Tasks and exercises:
A. In the article on data-driven SEO, which program is named as the main tool for aggregating the data?
B. Transcribe the passage of the article on data-driven SEO that starts at "Small or big" and ends at "in my datasheet.".
C. Finish out the next part of the article on data-driven SEO with free tools, picking up after its last sentence.

== Passage to read

Data driven SEO: getting detailed insights by using Free Tools

Small or big SEO projects, all will benefit from a structured approach. With the help of some free tools it is easy to create an overview of the current website performance and simplify certain SEO tasks. First we need to collect website URLs and onpage data, Webmaster tools data, Analytics data and complement that with social and link data. Microsoft Excel will be our main tool to aggregate all the data we need.

Matching datasets on URL basis

all the data sources you will be using are generating reports and downloads in different formats. Always choose one main format for the URLs and stick with it. I always use the version with the domain, so just /blog/ instead of http://www.stateofdigital.com/blog/ since that saves some space in my datasheet.

====
== Given information

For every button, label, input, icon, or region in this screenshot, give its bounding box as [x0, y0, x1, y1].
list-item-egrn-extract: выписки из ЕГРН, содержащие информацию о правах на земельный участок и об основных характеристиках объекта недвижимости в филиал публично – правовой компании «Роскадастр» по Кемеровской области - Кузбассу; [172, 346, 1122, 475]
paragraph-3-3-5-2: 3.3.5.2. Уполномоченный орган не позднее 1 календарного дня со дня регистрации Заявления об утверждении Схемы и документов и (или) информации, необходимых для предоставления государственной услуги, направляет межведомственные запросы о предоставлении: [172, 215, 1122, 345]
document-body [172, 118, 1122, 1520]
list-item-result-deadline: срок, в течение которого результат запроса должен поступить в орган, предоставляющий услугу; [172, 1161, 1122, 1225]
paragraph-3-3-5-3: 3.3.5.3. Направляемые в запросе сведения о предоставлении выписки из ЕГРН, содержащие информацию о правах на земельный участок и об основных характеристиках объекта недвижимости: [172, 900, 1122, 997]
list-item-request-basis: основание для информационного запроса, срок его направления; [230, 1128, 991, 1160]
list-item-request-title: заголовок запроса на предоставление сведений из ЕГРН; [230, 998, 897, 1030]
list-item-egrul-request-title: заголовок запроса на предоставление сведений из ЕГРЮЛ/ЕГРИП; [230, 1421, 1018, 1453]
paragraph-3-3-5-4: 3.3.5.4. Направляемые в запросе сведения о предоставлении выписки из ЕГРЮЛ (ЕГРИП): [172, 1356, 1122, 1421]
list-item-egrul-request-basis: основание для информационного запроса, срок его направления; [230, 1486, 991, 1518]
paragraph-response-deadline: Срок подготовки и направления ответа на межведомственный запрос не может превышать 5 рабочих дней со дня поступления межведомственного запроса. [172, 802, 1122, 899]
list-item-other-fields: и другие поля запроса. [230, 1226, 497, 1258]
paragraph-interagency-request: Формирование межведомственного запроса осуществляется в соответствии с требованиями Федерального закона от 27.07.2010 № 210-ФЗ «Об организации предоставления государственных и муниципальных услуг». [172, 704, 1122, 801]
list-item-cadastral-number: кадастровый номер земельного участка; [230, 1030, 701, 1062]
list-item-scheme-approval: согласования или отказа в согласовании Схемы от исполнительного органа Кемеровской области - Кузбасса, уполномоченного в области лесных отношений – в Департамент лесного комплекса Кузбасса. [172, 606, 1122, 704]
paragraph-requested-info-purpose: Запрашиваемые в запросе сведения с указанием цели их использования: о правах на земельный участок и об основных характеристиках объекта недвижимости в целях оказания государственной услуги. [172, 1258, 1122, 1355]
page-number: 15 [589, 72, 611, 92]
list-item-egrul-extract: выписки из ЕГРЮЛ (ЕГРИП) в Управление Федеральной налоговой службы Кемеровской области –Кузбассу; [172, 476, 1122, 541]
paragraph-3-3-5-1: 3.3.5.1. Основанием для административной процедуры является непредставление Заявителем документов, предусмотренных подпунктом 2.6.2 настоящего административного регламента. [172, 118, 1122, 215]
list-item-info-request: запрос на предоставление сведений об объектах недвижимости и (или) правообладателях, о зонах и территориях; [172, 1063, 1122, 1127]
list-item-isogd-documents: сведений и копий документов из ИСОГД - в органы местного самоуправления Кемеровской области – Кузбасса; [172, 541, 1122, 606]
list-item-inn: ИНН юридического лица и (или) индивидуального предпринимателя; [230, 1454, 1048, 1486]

====

Answers provided:
A. Microsoft Excel

B.
Small or big SEO projects, all will benefit from a structured approach. With the help of some free tools it is easy to create an overview of the current website performance and simplify certain SEO tasks. First we need to collect website URLs and onpage data, Webmaster tools data, Analytics data and complement that with social and link data. Microsoft Excel will be our main tool to aggregate all the data we need.

Matching datasets on URL basis

all the data sources you will be using are generating reports and downloads in different formats. Always choose one main format for the URLs and stick with it. I always use the version with the domain, so just /blog/ instead of http://www.stateofdigital.com/blog/ since that saves some space in my datasheet.

C.
Matching datasets can be easily done by using the standard VLOOKUP function within Excel. It matches URLs in different tables and outputs the value required from one of the other columns in the matched tables. John Gagnon published a nice how to including the most made mistakes: Excel VLOOKUP Basics & Top 5 Mistakes Rookies Make

Finding all website URLs

First thing we need to built, is a list of all the URLs of the website. The most obvious way to collect all the URLs is to download your sitemap and copy all the plain URLs. Since we also need to collect some onpage metrics, it is faster to use a website crawler like Screaming Frog, Xenu or Microsoft’s Search Engine Optimization Toolkit. ScreamingFrog also gathers a lot of onpage metrics, is free to use but the free version is limited to 500 URLs. (definitely worth the money by the way). In this blog I’ll be using free tools only so let’s go with Xenu and export to TAB separated file and copy the list with all the found URLs, title, out links & in links to Excel. Xenu doesn’t run on Mac, so buy a real PC and get over it. Xenu is capable of crawling big sites so be careful not to slow down your clients’ website. Always inform your client or its hosting contractor when you are trying to crawl their website with a heavy load by using a crawler like this.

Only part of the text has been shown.